- **Requirement**: Retype every entry in its entirety, without alteration.

- **Extracted material**:
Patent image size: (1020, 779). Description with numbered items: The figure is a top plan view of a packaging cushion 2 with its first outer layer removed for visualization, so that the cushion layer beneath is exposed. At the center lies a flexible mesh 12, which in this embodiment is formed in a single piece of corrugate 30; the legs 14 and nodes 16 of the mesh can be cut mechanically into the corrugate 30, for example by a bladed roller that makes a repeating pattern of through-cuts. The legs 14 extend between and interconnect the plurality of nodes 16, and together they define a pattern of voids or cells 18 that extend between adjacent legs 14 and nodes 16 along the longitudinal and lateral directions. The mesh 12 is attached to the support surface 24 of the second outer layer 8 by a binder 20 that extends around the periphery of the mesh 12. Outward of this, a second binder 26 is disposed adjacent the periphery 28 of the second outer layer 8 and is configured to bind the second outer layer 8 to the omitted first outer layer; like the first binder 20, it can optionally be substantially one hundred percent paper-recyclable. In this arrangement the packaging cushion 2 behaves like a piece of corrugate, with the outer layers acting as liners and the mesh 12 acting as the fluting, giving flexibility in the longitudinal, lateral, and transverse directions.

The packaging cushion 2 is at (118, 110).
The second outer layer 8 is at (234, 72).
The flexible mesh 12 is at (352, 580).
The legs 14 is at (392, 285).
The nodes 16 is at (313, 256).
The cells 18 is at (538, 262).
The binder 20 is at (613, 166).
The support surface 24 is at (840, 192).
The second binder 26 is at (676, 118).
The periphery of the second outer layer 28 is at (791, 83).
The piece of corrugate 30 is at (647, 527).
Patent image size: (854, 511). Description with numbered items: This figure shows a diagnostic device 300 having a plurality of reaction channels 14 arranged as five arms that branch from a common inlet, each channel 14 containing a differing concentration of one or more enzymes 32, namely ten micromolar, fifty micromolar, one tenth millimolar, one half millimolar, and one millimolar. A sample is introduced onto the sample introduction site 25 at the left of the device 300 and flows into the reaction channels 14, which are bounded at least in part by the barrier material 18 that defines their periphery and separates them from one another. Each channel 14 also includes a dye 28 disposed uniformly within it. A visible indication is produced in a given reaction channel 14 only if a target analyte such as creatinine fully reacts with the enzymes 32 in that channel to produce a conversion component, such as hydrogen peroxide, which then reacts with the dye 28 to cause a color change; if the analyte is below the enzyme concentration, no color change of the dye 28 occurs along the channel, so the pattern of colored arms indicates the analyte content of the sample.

- **Worked solution**:
Patent image size: (1020, 779). Description with numbered items: The figure is a top plan view of a packaging cushion 2 with its first outer layer removed for visualization, so that the cushion layer beneath is exposed. At the center lies a flexible mesh 12, which in this embodiment is formed in a single piece of corrugate 30; the legs 14 and nodes 16 of the mesh can be cut mechanically into the corrugate 30, for example by a bladed roller that makes a repeating pattern of through-cuts. The legs 14 extend between and interconnect the plurality of nodes 16, and together they define a pattern of voids or cells 18 that extend between adjacent legs 14 and nodes 16 along the longitudinal and lateral directions. The mesh 12 is attached to the support surface 24 of the second outer layer 8 by a binder 20 that extends around the periphery of the mesh 12. Outward of this, a second binder 26 is disposed adjacent the periphery 28 of the second outer layer 8 and is configured to bind the second outer layer 8 to the omitted first outer layer; like the first binder 20, it can optionally be substantially one hundred percent paper-recyclable. In this arrangement the packaging cushion 2 behaves like a piece of corrugate, with the outer layers acting as liners and the mesh 12 acting as the fluting, giving flexibility in the longitudinal, lateral, and transverse directions.

The packaging cushion 2 is at (118, 110).
The second outer layer 8 is at (234, 72).
The flexible mesh 12 is at (352, 580).
The legs 14 is at (392, 285).
The nodes 16 is at (313, 256).
The cells 18 is at (538, 262).
The binder 20 is at (613, 166).
The support surface 24 is at (840, 192).
The second binder 26 is at (676, 118).
The periphery of the second outer layer 28 is at (791, 83).
The piece of corrugate 30 is at (647, 527).
Patent image size: (854, 511). Description with numbered items: This figure shows a diagnostic device 300 having a plurality of reaction channels 14 arranged as five arms that branch from a common inlet, each channel 14 containing a differing concentration of one or more enzymes 32, namely ten micromolar, fifty micromolar, one tenth millimolar, one half millimolar, and one millimolar. A sample is introduced onto the sample introduction site 25 at the left of the device 300 and flows into the reaction channels 14, which are bounded at least in part by the barrier material 18 that defines their periphery and separates them from one another. Each channel 14 also includes a dye 28 disposed uniformly within it. A visible indication is produced in a given reaction channel 14 only if a target analyte such as creatinine fully reacts with the enzymes 32 in that channel to produce a conversion component, such as hydrogen peroxide, which then reacts with the dye 28 to cause a color change; if the analyte is below the enzyme concentration, no color change of the dye 28 occurs along the channel, so the pattern of colored arms indicates the analyte content of the sample.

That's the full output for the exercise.